*WHAT THIS TASK INVOLVES*: Images appear in the records below; leave them out and repeat everything else exactly.

*EXTRACTED ENTRIES*:

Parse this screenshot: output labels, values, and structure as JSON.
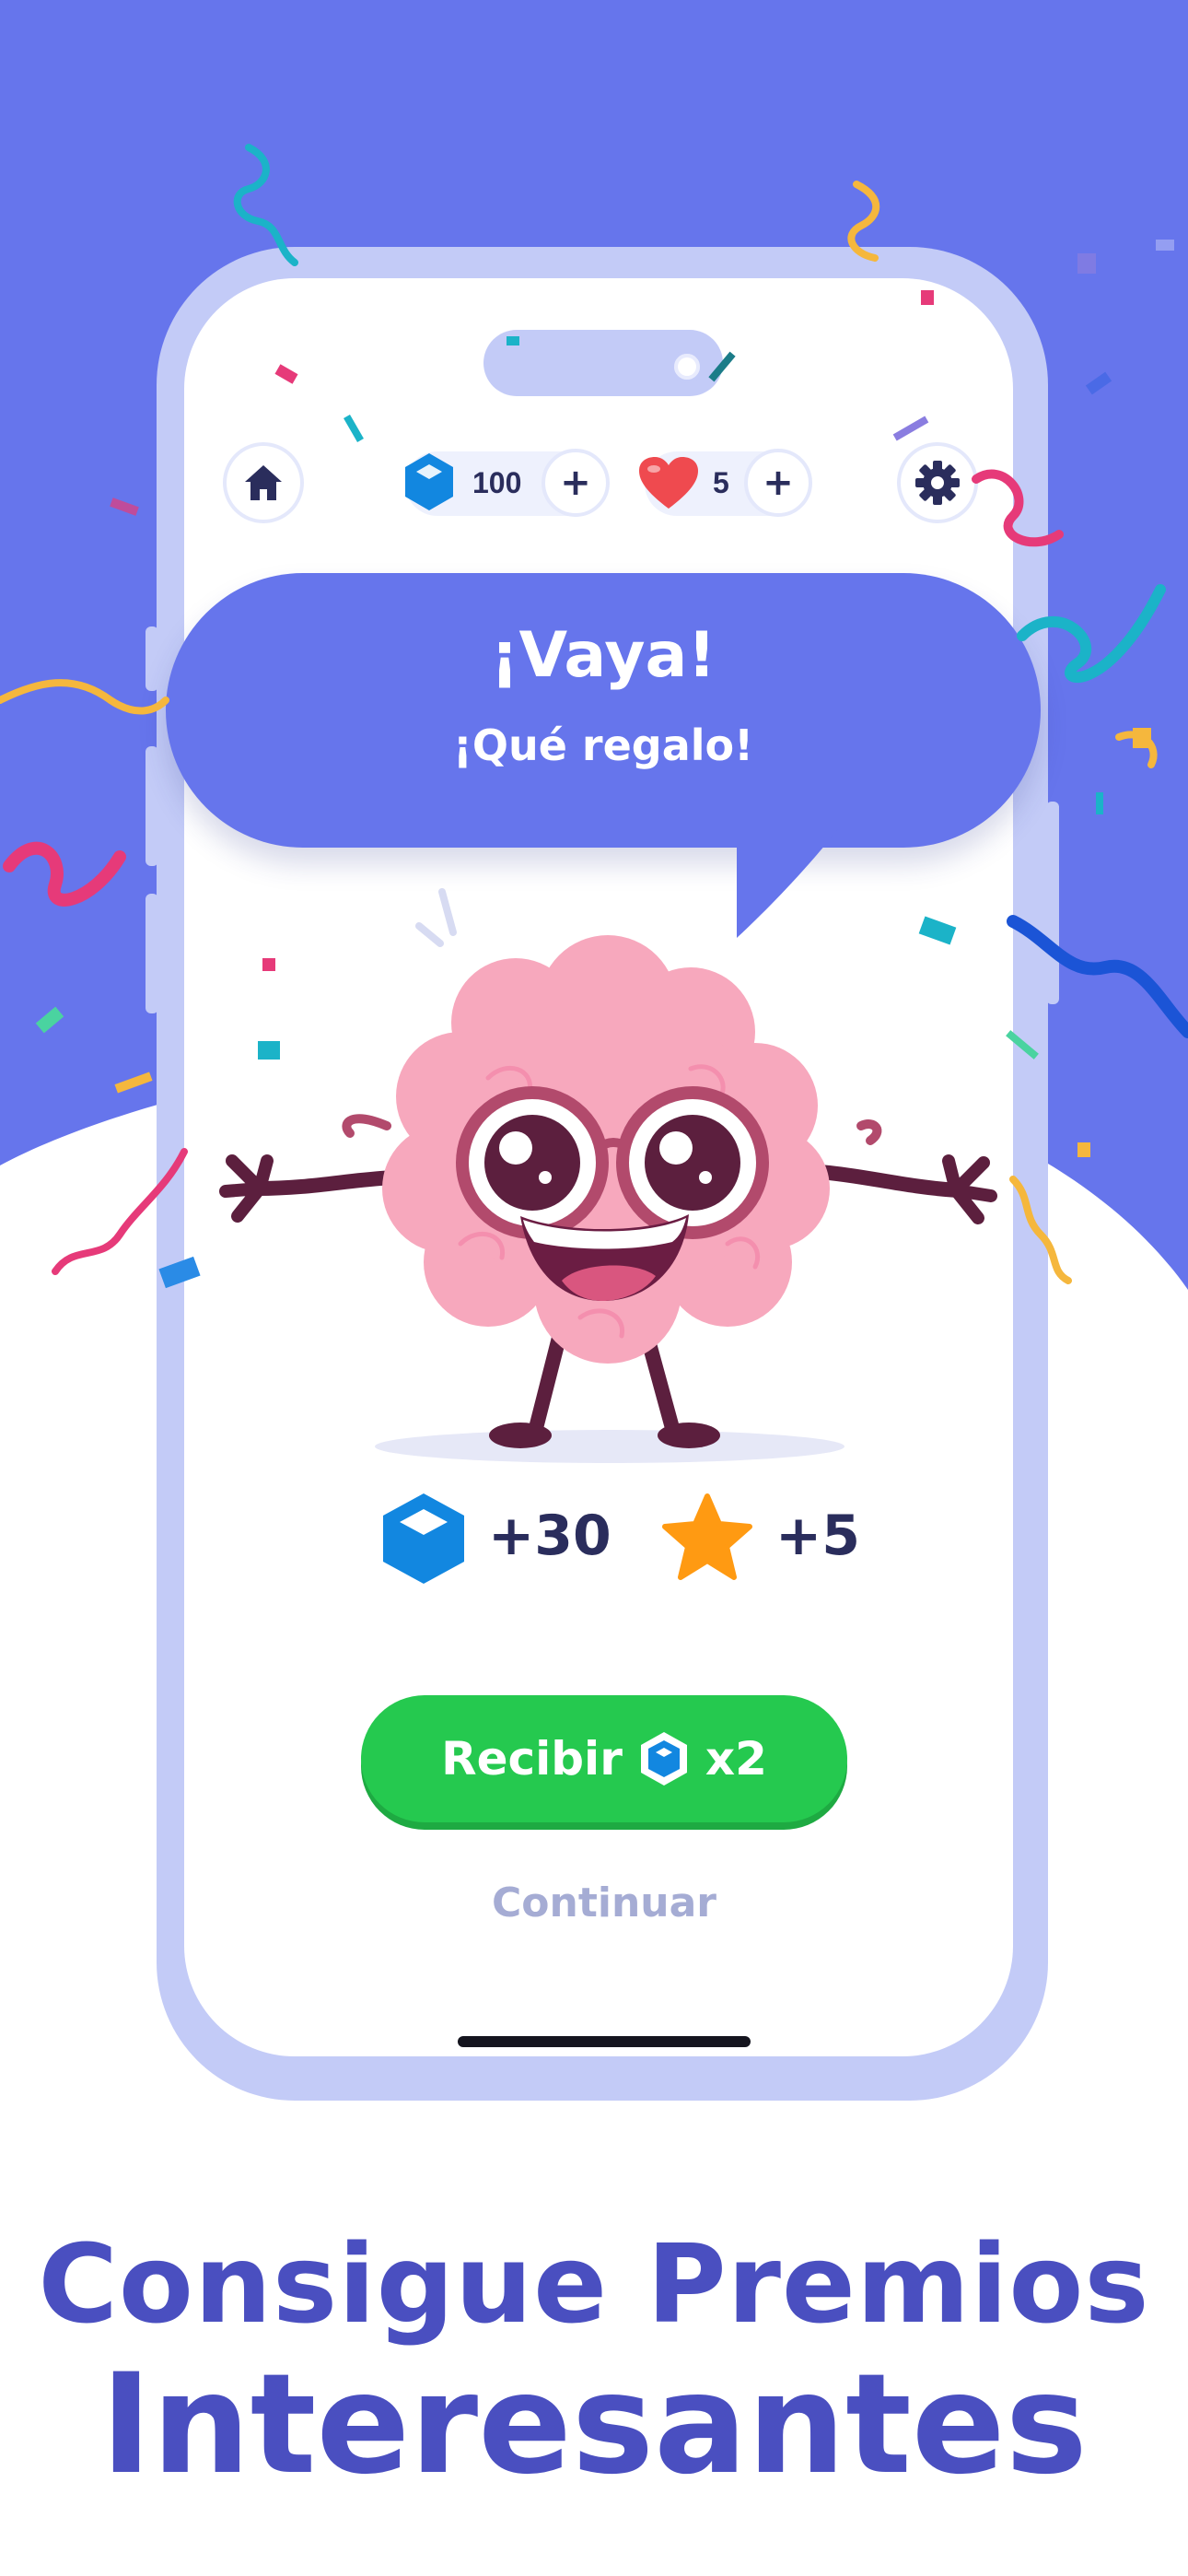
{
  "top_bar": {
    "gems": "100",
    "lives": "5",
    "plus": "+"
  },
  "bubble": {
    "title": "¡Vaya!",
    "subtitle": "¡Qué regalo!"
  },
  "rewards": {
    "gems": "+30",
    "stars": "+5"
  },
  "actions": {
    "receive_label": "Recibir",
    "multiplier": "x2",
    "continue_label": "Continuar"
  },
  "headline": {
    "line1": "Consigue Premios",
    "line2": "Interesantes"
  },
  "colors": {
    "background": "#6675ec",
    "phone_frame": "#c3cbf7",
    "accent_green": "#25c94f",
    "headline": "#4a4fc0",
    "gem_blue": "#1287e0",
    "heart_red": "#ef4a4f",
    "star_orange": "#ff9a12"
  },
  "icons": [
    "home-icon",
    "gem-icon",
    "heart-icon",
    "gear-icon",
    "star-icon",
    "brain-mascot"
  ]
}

*EXPECTED OUTPUT*:
Parse this screenshot: output labels, values, and structure as JSON.
{
  "top_bar": {
    "gems": "100",
    "lives": "5",
    "plus": "+"
  },
  "bubble": {
    "title": "¡Vaya!",
    "subtitle": "¡Qué regalo!"
  },
  "rewards": {
    "gems": "+30",
    "stars": "+5"
  },
  "actions": {
    "receive_label": "Recibir",
    "multiplier": "x2",
    "continue_label": "Continuar"
  },
  "headline": {
    "line1": "Consigue Premios",
    "line2": "Interesantes"
  },
  "colors": {
    "background": "#6675ec",
    "phone_frame": "#c3cbf7",
    "accent_green": "#25c94f",
    "headline": "#4a4fc0",
    "gem_blue": "#1287e0",
    "heart_red": "#ef4a4f",
    "star_orange": "#ff9a12"
  },
  "icons": [
    "home-icon",
    "gem-icon",
    "heart-icon",
    "gear-icon",
    "star-icon",
    "brain-mascot"
  ]
}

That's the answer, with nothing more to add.